* BEGIN Records supplied *

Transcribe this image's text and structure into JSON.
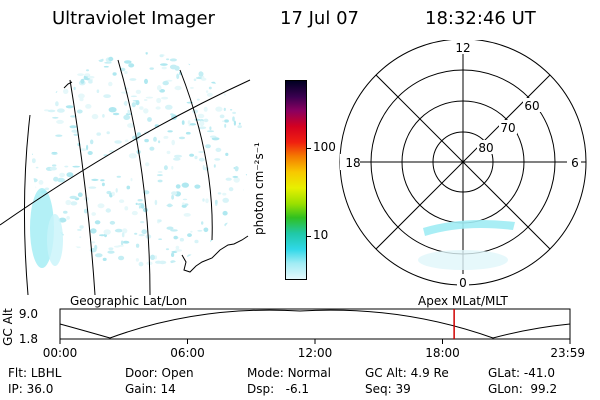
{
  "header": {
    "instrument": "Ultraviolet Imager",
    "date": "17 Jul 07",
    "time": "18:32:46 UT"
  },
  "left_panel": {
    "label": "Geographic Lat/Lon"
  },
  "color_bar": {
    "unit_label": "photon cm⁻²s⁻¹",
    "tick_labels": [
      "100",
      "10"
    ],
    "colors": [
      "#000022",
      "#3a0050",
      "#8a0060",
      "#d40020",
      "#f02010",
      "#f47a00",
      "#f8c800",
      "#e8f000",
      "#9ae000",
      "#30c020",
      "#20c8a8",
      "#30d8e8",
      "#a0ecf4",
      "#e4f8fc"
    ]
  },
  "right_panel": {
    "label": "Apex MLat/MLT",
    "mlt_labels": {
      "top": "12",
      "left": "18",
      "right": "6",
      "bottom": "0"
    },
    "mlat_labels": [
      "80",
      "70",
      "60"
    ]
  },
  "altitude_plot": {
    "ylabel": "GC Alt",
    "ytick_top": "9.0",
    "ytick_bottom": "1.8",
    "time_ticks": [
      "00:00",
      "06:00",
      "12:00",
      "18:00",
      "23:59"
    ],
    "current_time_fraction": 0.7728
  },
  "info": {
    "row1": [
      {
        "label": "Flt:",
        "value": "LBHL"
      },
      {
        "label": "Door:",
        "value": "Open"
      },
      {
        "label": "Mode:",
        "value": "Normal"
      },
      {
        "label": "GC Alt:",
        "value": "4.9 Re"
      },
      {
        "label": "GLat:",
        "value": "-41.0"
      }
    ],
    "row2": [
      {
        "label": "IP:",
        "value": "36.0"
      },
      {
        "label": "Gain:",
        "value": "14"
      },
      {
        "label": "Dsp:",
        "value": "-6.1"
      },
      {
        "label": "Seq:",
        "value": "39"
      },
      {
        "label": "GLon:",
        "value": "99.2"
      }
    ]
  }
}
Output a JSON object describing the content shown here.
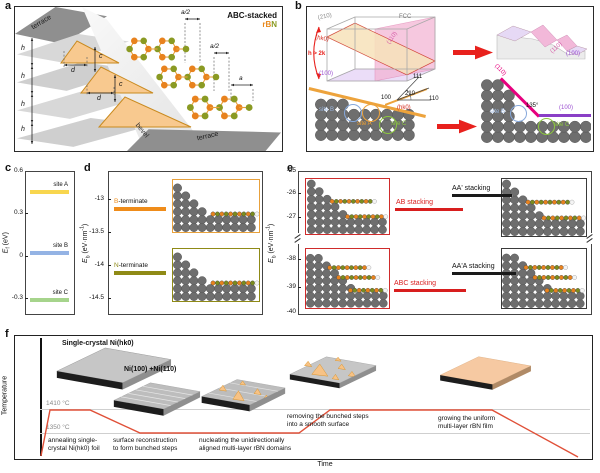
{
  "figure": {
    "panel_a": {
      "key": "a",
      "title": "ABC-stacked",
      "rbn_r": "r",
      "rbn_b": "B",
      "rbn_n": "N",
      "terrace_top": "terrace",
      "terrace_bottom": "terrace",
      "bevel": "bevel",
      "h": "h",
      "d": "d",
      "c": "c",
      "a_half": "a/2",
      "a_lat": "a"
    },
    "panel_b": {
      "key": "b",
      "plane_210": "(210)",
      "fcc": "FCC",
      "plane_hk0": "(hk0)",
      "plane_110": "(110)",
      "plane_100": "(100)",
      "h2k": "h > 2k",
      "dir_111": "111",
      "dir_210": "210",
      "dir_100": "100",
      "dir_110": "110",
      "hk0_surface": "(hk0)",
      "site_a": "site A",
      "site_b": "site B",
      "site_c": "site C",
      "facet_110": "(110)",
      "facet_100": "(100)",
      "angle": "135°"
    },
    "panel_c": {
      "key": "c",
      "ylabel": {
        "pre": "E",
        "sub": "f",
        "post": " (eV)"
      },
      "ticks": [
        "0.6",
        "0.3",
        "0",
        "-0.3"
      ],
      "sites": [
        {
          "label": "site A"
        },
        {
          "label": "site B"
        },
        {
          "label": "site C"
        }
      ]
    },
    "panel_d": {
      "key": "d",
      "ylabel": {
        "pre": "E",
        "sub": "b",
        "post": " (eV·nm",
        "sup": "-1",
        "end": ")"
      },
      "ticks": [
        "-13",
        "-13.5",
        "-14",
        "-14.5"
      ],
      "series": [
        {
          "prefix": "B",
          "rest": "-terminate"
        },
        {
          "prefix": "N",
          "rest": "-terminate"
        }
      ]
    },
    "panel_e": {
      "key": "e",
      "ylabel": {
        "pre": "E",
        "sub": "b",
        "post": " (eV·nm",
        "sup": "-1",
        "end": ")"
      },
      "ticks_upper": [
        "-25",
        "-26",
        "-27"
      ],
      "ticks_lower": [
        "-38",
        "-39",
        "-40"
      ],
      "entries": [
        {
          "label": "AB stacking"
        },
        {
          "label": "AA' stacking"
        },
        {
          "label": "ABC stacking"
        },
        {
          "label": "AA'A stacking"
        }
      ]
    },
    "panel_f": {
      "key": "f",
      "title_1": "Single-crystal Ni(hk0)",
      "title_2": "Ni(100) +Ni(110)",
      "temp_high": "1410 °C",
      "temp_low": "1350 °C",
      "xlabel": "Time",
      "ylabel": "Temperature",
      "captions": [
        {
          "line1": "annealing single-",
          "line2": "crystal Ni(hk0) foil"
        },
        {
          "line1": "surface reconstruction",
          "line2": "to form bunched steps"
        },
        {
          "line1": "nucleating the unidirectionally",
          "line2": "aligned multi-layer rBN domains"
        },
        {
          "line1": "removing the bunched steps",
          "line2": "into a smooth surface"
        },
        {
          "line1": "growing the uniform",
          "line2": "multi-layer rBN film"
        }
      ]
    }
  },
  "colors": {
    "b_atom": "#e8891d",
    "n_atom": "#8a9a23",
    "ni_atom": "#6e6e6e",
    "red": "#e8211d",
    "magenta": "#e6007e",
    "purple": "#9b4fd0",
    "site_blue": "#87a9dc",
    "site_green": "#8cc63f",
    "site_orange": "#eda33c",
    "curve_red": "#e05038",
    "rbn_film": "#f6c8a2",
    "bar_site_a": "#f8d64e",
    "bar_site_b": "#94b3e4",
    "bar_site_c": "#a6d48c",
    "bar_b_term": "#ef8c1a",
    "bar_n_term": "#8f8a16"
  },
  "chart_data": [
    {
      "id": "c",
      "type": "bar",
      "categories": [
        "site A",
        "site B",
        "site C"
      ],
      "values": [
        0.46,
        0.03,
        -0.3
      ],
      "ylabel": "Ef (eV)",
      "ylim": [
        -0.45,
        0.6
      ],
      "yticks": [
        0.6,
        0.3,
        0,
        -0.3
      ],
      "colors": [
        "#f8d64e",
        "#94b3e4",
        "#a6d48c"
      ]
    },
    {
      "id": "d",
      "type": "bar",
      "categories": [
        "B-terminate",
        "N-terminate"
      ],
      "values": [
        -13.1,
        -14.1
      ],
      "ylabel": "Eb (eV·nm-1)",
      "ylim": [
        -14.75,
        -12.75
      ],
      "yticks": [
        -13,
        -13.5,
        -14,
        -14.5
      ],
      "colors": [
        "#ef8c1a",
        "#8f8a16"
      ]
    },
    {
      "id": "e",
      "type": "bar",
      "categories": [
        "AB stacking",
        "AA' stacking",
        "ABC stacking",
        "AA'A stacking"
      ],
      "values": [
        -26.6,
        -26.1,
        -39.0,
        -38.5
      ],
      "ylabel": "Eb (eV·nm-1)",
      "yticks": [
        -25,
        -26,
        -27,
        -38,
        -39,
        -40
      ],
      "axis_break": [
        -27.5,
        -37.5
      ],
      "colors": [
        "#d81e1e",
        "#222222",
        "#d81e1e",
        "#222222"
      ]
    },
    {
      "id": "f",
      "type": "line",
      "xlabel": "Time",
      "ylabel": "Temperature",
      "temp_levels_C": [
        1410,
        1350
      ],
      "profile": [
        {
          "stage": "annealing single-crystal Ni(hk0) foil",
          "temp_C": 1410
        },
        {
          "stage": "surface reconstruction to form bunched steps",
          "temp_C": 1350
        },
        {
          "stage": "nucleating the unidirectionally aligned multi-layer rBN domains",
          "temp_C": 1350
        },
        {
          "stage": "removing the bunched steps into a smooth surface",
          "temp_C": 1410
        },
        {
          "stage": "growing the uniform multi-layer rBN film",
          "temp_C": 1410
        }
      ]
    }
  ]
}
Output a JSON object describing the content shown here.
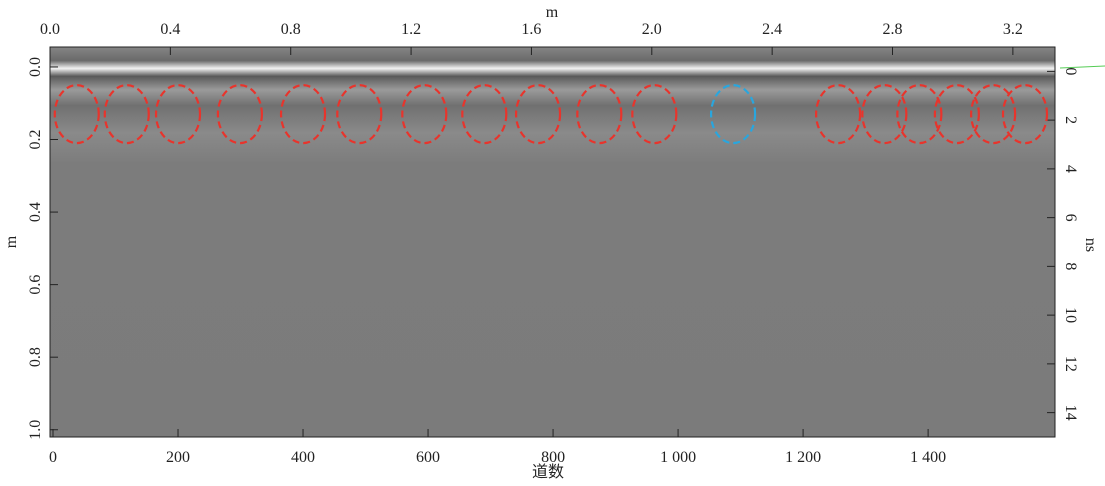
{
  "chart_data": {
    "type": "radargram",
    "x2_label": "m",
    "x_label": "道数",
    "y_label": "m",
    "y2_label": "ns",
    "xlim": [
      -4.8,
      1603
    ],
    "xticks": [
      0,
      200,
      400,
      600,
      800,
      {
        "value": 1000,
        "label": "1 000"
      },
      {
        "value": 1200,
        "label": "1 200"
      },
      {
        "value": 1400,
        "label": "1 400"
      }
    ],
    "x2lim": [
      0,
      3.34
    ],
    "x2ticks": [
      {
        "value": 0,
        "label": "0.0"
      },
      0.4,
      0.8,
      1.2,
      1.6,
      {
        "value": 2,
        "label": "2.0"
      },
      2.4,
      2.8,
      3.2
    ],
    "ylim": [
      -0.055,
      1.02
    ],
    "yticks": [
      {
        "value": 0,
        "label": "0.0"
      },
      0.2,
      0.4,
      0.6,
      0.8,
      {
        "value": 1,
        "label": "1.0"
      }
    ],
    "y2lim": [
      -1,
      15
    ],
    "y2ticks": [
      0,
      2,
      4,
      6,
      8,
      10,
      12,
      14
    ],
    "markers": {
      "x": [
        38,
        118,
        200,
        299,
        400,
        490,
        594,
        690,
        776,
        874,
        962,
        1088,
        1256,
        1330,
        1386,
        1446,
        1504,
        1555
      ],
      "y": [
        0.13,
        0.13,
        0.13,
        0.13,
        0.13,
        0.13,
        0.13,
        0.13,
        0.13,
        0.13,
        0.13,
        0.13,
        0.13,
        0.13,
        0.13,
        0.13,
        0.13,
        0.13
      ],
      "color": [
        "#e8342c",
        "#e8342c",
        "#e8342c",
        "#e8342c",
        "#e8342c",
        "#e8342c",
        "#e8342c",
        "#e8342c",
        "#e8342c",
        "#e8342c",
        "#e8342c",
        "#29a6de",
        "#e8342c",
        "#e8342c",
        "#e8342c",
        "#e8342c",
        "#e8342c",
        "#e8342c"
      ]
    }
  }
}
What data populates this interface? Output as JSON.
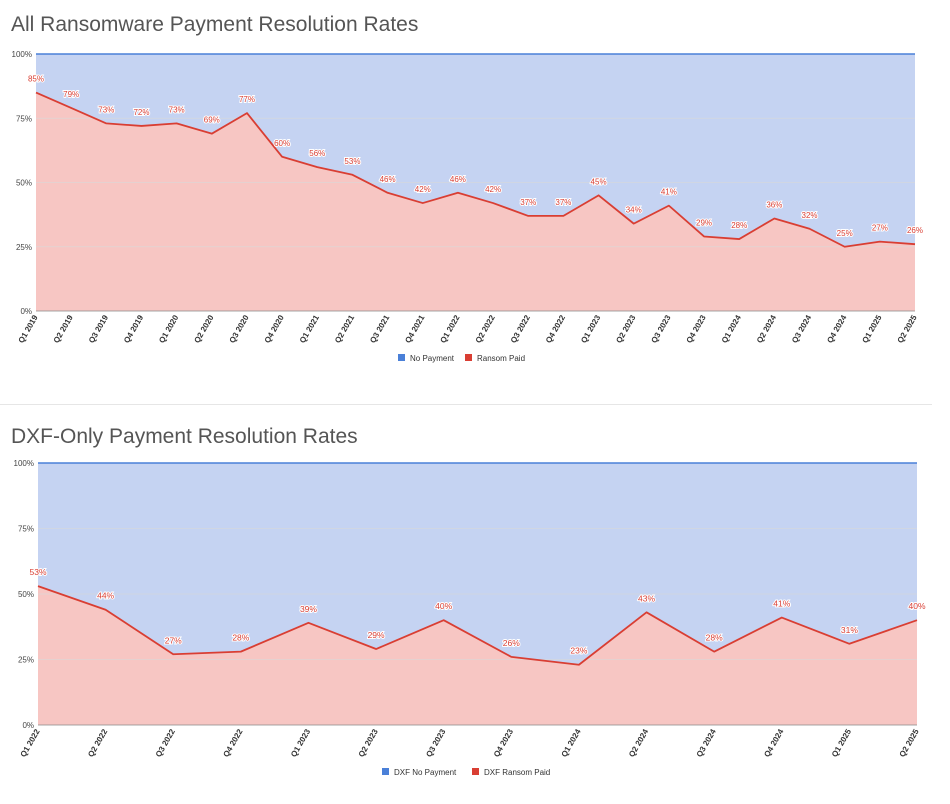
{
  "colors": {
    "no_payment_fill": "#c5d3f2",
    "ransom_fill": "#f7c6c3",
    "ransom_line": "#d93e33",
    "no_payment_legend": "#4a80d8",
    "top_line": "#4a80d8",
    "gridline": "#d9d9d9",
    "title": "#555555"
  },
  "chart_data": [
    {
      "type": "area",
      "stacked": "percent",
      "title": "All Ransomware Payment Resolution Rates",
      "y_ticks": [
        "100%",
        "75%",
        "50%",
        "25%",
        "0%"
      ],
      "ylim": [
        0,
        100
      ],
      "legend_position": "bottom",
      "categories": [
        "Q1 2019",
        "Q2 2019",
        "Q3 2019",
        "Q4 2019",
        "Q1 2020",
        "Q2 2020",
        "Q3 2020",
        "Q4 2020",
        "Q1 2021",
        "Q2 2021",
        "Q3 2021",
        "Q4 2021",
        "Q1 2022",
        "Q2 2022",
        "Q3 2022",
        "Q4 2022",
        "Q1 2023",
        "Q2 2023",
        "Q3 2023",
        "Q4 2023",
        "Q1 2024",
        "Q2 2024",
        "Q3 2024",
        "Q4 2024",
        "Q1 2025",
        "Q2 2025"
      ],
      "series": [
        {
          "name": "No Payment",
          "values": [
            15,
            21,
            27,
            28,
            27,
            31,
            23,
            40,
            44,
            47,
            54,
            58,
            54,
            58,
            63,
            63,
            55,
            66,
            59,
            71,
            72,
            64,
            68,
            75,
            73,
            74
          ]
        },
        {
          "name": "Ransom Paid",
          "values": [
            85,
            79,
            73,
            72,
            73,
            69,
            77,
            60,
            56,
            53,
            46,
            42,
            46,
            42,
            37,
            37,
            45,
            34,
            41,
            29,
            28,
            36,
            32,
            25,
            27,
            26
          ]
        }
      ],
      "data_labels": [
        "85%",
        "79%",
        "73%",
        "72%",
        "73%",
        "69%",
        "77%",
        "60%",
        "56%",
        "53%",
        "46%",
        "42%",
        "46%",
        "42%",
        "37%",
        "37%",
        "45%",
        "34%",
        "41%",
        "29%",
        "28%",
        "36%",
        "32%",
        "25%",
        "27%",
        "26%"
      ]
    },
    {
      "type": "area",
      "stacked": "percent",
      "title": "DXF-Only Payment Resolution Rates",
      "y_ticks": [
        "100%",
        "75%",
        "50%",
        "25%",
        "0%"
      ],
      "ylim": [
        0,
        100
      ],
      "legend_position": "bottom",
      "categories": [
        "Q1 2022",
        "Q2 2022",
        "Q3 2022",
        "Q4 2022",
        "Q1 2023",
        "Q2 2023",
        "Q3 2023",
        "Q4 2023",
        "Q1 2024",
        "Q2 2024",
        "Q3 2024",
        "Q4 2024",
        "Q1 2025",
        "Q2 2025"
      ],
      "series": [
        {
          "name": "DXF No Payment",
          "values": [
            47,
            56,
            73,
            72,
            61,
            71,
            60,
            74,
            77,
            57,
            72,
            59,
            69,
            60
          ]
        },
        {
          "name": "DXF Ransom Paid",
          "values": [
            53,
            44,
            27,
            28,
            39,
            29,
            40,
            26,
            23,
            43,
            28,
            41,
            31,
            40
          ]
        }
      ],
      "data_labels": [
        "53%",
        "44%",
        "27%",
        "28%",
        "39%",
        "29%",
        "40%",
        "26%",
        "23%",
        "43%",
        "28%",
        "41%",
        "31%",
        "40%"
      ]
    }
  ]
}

* END Records supplied *

| What to do |
Copy out each line of the material that holds the word "bunched".

| Output of the task |
          "line2": "to form bunched steps"
          "line1": "removing the bunched steps",
          "stage": "surface reconstruction to form bunched steps",
          "stage": "removing the bunched steps into a smooth surface",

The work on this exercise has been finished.